Description of the task
Select and reproduce each line of the listing below that bears the string "your".

Material to process

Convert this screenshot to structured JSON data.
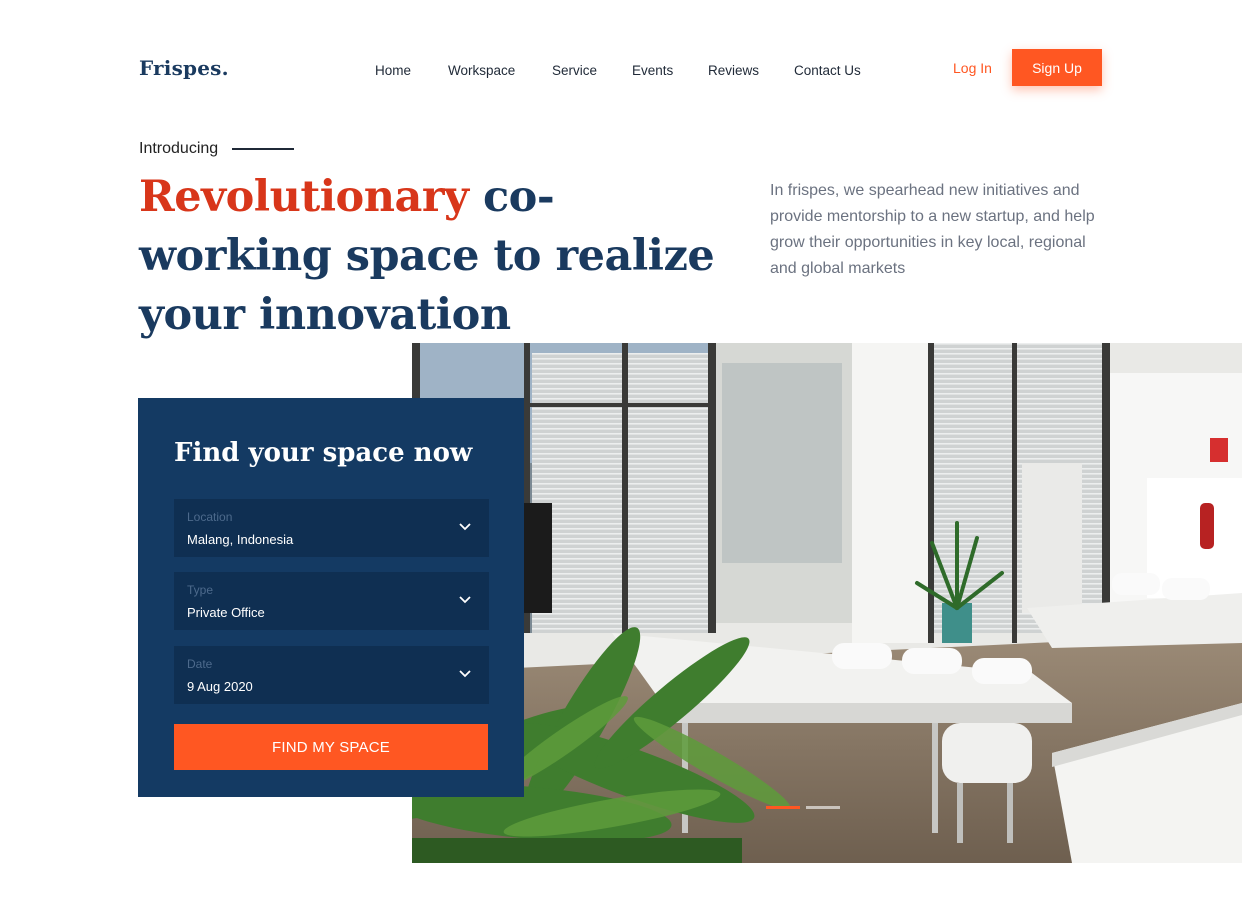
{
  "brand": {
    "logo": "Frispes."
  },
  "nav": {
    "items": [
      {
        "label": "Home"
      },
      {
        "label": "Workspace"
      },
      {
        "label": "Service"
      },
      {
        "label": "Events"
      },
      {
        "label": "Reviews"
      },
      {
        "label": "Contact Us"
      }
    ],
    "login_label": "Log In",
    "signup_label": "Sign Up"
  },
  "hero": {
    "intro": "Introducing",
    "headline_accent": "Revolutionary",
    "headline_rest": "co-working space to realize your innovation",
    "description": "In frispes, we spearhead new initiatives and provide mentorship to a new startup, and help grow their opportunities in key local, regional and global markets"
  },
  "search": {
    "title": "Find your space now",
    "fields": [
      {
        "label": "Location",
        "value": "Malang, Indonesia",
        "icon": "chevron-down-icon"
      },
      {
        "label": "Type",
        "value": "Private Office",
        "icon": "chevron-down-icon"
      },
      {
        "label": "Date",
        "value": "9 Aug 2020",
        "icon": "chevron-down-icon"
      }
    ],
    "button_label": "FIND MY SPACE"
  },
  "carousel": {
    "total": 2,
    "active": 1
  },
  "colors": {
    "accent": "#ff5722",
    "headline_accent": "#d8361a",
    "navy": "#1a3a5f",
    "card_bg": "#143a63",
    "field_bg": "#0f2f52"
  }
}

Worked answer
    "headline_rest": "co-working space to realize your innovation",
    "title": "Find your space now",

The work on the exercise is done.